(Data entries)
###

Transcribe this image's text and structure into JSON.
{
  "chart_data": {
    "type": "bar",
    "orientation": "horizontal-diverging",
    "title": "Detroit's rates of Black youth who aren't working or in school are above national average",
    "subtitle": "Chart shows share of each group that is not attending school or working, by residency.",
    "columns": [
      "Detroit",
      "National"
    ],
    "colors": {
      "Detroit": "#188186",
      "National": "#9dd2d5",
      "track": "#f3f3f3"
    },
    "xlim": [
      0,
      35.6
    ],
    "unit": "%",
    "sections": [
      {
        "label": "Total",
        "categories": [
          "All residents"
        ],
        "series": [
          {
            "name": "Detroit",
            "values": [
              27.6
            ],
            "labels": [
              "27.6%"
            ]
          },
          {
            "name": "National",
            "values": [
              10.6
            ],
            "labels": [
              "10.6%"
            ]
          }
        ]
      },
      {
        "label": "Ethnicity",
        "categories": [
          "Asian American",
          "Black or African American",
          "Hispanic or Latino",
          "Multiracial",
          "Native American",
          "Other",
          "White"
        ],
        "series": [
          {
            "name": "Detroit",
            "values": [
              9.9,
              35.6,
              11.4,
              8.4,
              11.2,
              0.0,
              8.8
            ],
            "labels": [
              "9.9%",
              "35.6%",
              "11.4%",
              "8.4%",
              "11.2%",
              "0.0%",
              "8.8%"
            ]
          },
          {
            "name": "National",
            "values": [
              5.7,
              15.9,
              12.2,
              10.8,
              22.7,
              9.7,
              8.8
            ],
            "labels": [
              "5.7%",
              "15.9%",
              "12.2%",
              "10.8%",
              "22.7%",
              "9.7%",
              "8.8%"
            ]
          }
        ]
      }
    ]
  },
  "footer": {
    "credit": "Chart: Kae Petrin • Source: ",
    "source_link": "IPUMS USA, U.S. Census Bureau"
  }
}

###

WHAT TO WORK ON
Using the listing above, pull out all lines that hold the word "working".

EXERCISE SOLUTION
    "title": "Detroit's rates of Black youth who aren't working or in school are above national average",
    "subtitle": "Chart shows share of each group that is not attending school or working, by residency.",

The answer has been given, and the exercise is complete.